Set exercise: Check each line of the records below and collect those that include the word "Filter".

Records from a dataset:
○ ○ ○ ○

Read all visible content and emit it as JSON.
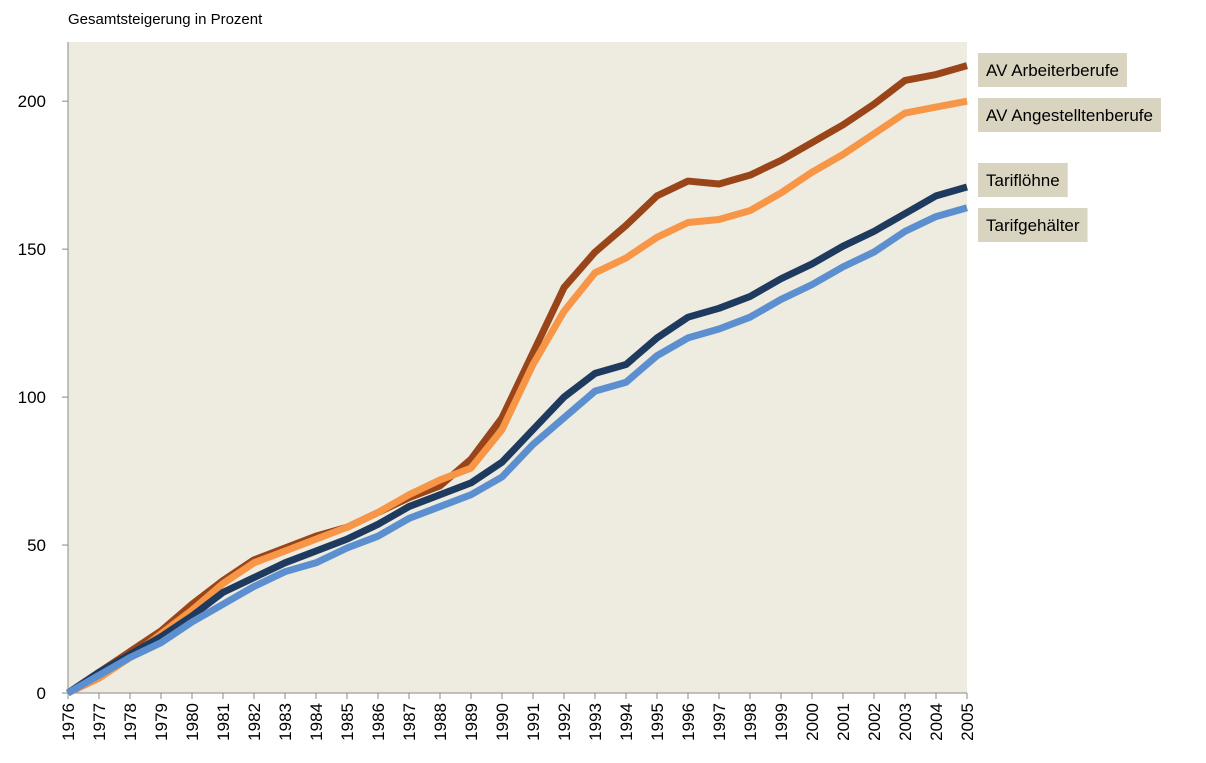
{
  "chart_data": {
    "type": "line",
    "y_axis_label": "Gesamtsteigerung in Prozent",
    "categories": [
      "1976",
      "1977",
      "1978",
      "1979",
      "1980",
      "1981",
      "1982",
      "1983",
      "1984",
      "1985",
      "1986",
      "1987",
      "1988",
      "1989",
      "1990",
      "1991",
      "1992",
      "1993",
      "1994",
      "1995",
      "1996",
      "1997",
      "1998",
      "1999",
      "2000",
      "2001",
      "2002",
      "2003",
      "2004",
      "2005"
    ],
    "series": [
      {
        "name": "AV Arbeiterberufe",
        "color": "#9a4519",
        "values": [
          0,
          7,
          14,
          21,
          30,
          38,
          45,
          49,
          53,
          56,
          61,
          66,
          70,
          79,
          93,
          115,
          137,
          149,
          158,
          168,
          173,
          172,
          175,
          180,
          186,
          192,
          199,
          207,
          209,
          212
        ]
      },
      {
        "name": "AV Angestelltenberufe",
        "color": "#f79646",
        "values": [
          0,
          5,
          12,
          20,
          28,
          37,
          44,
          48,
          52,
          56,
          61,
          67,
          72,
          76,
          89,
          111,
          129,
          142,
          147,
          154,
          159,
          160,
          163,
          169,
          176,
          182,
          189,
          196,
          198,
          200
        ]
      },
      {
        "name": "Tariflöhne",
        "color": "#1f3a5f",
        "values": [
          0,
          7,
          13,
          19,
          26,
          34,
          39,
          44,
          48,
          52,
          57,
          63,
          67,
          71,
          78,
          89,
          100,
          108,
          111,
          120,
          127,
          130,
          134,
          140,
          145,
          151,
          156,
          162,
          168,
          171
        ]
      },
      {
        "name": "Tarifgehälter",
        "color": "#5b8fcf",
        "values": [
          0,
          6,
          12,
          17,
          24,
          30,
          36,
          41,
          44,
          49,
          53,
          59,
          63,
          67,
          73,
          84,
          93,
          102,
          105,
          114,
          120,
          123,
          127,
          133,
          138,
          144,
          149,
          156,
          161,
          164
        ]
      }
    ],
    "ylim": [
      0,
      220
    ],
    "yticks": [
      0,
      50,
      100,
      150,
      200
    ],
    "grid": false,
    "plot_background": "#eeebe0",
    "legend_background": "#d9d4c0"
  }
}
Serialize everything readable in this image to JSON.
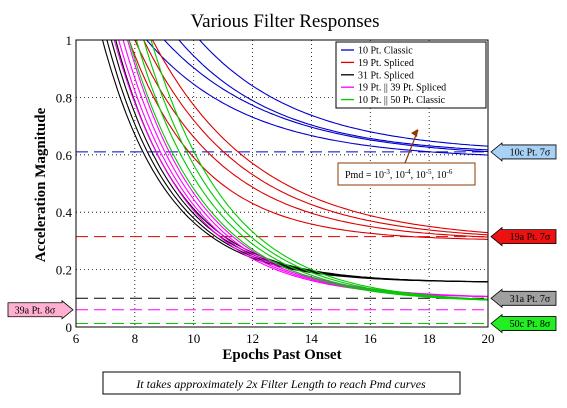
{
  "chart_data": {
    "type": "line",
    "title": "Various Filter Responses",
    "xlabel": "Epochs Past Onset",
    "ylabel": "Acceleration Magnitude",
    "xlim": [
      6,
      20
    ],
    "ylim": [
      0,
      1
    ],
    "xticks": [
      6,
      8,
      10,
      12,
      14,
      16,
      18,
      20
    ],
    "yticks": [
      0,
      0.2,
      0.4,
      0.6,
      0.8,
      1
    ],
    "ytick_labels": [
      "0",
      "0.2",
      "0.4",
      "0.6",
      "0.8",
      "1"
    ],
    "grid": true,
    "legend_position": "top-right",
    "legend": [
      {
        "label": "10 Pt. Classic",
        "color": "#0000cc"
      },
      {
        "label": "19 Pt. Spliced",
        "color": "#dd0000"
      },
      {
        "label": "31 Pt. Spliced",
        "color": "#000000"
      },
      {
        "label": "19 Pt. || 39 Pt. Spliced",
        "color": "#ff00ff"
      },
      {
        "label": "10 Pt. || 50 Pt. Classic",
        "color": "#00cc00"
      }
    ],
    "series": [
      {
        "color": "#0000cc",
        "group": "10 Pt. Classic",
        "asymptote": 0.585,
        "k": 0.29,
        "x_at_top": 8.4
      },
      {
        "color": "#0000cc",
        "group": "10 Pt. Classic",
        "asymptote": 0.59,
        "k": 0.27,
        "x_at_top": 9.0
      },
      {
        "color": "#0000cc",
        "group": "10 Pt. Classic",
        "asymptote": 0.6,
        "k": 0.3,
        "x_at_top": 9.5
      },
      {
        "color": "#0000cc",
        "group": "10 Pt. Classic",
        "asymptote": 0.607,
        "k": 0.29,
        "x_at_top": 10.2
      },
      {
        "color": "#dd0000",
        "group": "19 Pt. Spliced",
        "asymptote": 0.3,
        "k": 0.4,
        "x_at_top": 7.8
      },
      {
        "color": "#dd0000",
        "group": "19 Pt. Spliced",
        "asymptote": 0.3,
        "k": 0.33,
        "x_at_top": 8.0
      },
      {
        "color": "#dd0000",
        "group": "19 Pt. Spliced",
        "asymptote": 0.3,
        "k": 0.3,
        "x_at_top": 8.3
      },
      {
        "color": "#dd0000",
        "group": "19 Pt. Spliced",
        "asymptote": 0.3,
        "k": 0.28,
        "x_at_top": 8.6
      },
      {
        "color": "#000000",
        "group": "31 Pt. Spliced",
        "asymptote": 0.155,
        "k": 0.45,
        "x_at_top": 6.9
      },
      {
        "color": "#000000",
        "group": "31 Pt. Spliced",
        "asymptote": 0.155,
        "k": 0.45,
        "x_at_top": 7.05
      },
      {
        "color": "#000000",
        "group": "31 Pt. Spliced",
        "asymptote": 0.155,
        "k": 0.45,
        "x_at_top": 7.2
      },
      {
        "color": "#000000",
        "group": "31 Pt. Spliced",
        "asymptote": 0.155,
        "k": 0.45,
        "x_at_top": 7.35
      },
      {
        "color": "#ff00ff",
        "group": "19 Pt. || 39 Pt. Spliced",
        "asymptote": 0.1,
        "k": 0.4,
        "x_at_top": 7.3
      },
      {
        "color": "#ff00ff",
        "group": "19 Pt. || 39 Pt. Spliced",
        "asymptote": 0.1,
        "k": 0.4,
        "x_at_top": 7.45
      },
      {
        "color": "#ff00ff",
        "group": "19 Pt. || 39 Pt. Spliced",
        "asymptote": 0.1,
        "k": 0.4,
        "x_at_top": 7.6
      },
      {
        "color": "#ff00ff",
        "group": "19 Pt. || 39 Pt. Spliced",
        "asymptote": 0.1,
        "k": 0.4,
        "x_at_top": 7.75
      },
      {
        "color": "#00cc00",
        "group": "10 Pt. || 50 Pt. Classic",
        "asymptote": 0.085,
        "k": 0.38,
        "x_at_top": 7.8
      },
      {
        "color": "#00cc00",
        "group": "10 Pt. || 50 Pt. Classic",
        "asymptote": 0.085,
        "k": 0.38,
        "x_at_top": 8.05
      },
      {
        "color": "#00cc00",
        "group": "10 Pt. || 50 Pt. Classic",
        "asymptote": 0.085,
        "k": 0.38,
        "x_at_top": 8.3
      },
      {
        "color": "#00cc00",
        "group": "10 Pt. || 50 Pt. Classic",
        "asymptote": 0.085,
        "k": 0.38,
        "x_at_top": 8.55
      }
    ],
    "reference_lines": [
      {
        "y": 0.61,
        "color": "#0000cc",
        "label": "10c Pt. 7σ",
        "arrow_side": "right",
        "arrow_fill": "#a9d0f5"
      },
      {
        "y": 0.315,
        "color": "#dd0000",
        "label": "19a Pt. 7σ",
        "arrow_side": "right",
        "arrow_fill": "#ee1111"
      },
      {
        "y": 0.1,
        "color": "#000000",
        "label": "31a Pt. 7σ",
        "arrow_side": "right",
        "arrow_fill": "#a0a0a0"
      },
      {
        "y": 0.06,
        "color": "#ff00ff",
        "label": "39a Pt. 8σ",
        "arrow_side": "left",
        "arrow_fill": "#ffb0d0"
      },
      {
        "y": 0.012,
        "color": "#00cc00",
        "label": "50c Pt. 8σ",
        "arrow_side": "right",
        "arrow_fill": "#22ee22"
      }
    ],
    "annotation": {
      "prefix": "Pmd = ",
      "terms": [
        {
          "base": "10",
          "exp": "-3"
        },
        {
          "base": "10",
          "exp": "-4"
        },
        {
          "base": "10",
          "exp": "-5"
        },
        {
          "base": "10",
          "exp": "-6"
        }
      ],
      "separator": ", "
    }
  },
  "note": "It takes approximately 2x Filter Length to reach Pmd curves"
}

○ ○ ○ ○

The completed task:
    "title": "Various Filter Responses",
  "note": "It takes approximately 2x Filter Length to reach Pmd curves"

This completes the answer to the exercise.